### What you will do
Go through the entries below and copy each line containing the word "Mappi".

[Collection entries]
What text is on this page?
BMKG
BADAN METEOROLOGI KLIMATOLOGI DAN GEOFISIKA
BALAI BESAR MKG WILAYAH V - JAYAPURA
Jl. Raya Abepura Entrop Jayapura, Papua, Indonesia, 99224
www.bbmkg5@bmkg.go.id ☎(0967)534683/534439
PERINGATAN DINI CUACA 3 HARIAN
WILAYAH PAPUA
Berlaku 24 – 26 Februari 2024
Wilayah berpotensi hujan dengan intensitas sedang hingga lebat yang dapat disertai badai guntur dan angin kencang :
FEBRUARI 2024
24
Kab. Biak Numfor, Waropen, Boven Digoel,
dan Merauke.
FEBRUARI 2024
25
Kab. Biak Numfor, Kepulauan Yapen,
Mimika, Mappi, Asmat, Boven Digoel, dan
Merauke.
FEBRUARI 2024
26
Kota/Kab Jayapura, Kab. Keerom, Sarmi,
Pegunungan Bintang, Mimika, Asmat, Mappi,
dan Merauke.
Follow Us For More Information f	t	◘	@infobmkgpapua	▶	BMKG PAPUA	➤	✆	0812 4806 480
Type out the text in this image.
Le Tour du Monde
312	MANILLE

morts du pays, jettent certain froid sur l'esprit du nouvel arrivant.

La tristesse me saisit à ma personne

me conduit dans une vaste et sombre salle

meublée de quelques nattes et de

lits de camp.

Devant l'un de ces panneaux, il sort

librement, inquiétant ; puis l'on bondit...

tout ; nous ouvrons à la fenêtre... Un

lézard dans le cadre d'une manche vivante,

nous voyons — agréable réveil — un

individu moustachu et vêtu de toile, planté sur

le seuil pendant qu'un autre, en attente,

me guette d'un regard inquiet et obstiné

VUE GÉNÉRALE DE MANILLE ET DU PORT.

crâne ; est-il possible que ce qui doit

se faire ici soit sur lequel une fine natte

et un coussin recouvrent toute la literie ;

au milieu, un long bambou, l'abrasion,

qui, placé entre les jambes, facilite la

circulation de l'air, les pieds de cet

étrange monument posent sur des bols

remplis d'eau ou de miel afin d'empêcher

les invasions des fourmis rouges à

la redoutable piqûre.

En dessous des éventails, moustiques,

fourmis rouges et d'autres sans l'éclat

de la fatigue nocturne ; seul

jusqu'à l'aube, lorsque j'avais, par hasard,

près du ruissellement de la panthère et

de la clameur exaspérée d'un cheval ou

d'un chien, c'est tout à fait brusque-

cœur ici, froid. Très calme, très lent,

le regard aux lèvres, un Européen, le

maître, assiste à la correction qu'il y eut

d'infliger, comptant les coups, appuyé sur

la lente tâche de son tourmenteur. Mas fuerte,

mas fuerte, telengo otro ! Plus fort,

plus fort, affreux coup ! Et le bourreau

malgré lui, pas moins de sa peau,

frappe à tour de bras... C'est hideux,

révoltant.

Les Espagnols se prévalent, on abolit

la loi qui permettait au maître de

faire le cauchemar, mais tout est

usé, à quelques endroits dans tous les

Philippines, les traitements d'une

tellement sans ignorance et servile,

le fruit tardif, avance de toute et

### The response
Mimika, Mappi, Asmat, Boven Digoel, dan
Pegunungan Bintang, Mimika, Asmat, Mappi,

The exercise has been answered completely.